▶ **AIM**: Return the records word for word. Any pictures in them are not part of the copy.

☆ ☆ ☆ ☆

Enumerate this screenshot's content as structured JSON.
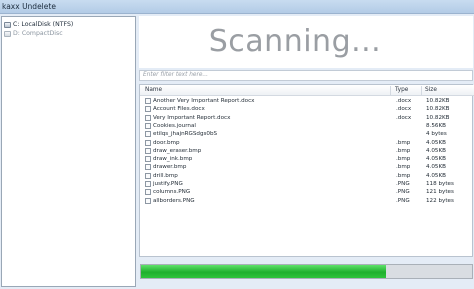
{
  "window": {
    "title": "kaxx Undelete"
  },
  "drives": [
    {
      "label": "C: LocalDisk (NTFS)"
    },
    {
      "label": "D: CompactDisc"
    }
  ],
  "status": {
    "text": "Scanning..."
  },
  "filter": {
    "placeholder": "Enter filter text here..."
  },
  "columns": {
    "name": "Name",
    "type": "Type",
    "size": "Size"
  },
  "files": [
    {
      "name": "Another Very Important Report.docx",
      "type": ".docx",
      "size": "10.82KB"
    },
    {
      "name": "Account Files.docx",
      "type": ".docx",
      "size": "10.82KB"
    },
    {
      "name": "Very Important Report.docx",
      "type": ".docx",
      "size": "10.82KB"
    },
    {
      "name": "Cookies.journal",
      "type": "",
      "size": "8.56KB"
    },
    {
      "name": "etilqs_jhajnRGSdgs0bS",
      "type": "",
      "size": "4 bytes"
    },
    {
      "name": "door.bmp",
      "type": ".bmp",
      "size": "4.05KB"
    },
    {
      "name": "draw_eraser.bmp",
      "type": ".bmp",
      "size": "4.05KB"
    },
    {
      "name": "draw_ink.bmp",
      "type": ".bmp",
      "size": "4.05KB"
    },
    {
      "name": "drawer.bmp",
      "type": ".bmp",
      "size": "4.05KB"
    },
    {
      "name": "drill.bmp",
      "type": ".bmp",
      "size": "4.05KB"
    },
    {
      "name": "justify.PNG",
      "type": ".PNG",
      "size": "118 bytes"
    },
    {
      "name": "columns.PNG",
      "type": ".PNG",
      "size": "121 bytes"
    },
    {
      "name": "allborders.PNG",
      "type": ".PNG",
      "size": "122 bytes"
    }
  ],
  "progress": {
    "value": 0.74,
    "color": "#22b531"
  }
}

☆ ☆ ☆ ☆

▶ **TASK RESPONSE**:
Enumerate this screenshot's content as structured JSON.
{
  "window": {
    "title": "kaxx Undelete"
  },
  "drives": [
    {
      "label": "C: LocalDisk (NTFS)"
    },
    {
      "label": "D: CompactDisc"
    }
  ],
  "status": {
    "text": "Scanning..."
  },
  "filter": {
    "placeholder": "Enter filter text here..."
  },
  "columns": {
    "name": "Name",
    "type": "Type",
    "size": "Size"
  },
  "files": [
    {
      "name": "Another Very Important Report.docx",
      "type": ".docx",
      "size": "10.82KB"
    },
    {
      "name": "Account Files.docx",
      "type": ".docx",
      "size": "10.82KB"
    },
    {
      "name": "Very Important Report.docx",
      "type": ".docx",
      "size": "10.82KB"
    },
    {
      "name": "Cookies.journal",
      "type": "",
      "size": "8.56KB"
    },
    {
      "name": "etilqs_jhajnRGSdgs0bS",
      "type": "",
      "size": "4 bytes"
    },
    {
      "name": "door.bmp",
      "type": ".bmp",
      "size": "4.05KB"
    },
    {
      "name": "draw_eraser.bmp",
      "type": ".bmp",
      "size": "4.05KB"
    },
    {
      "name": "draw_ink.bmp",
      "type": ".bmp",
      "size": "4.05KB"
    },
    {
      "name": "drawer.bmp",
      "type": ".bmp",
      "size": "4.05KB"
    },
    {
      "name": "drill.bmp",
      "type": ".bmp",
      "size": "4.05KB"
    },
    {
      "name": "justify.PNG",
      "type": ".PNG",
      "size": "118 bytes"
    },
    {
      "name": "columns.PNG",
      "type": ".PNG",
      "size": "121 bytes"
    },
    {
      "name": "allborders.PNG",
      "type": ".PNG",
      "size": "122 bytes"
    }
  ],
  "progress": {
    "value": 0.74,
    "color": "#22b531"
  }
}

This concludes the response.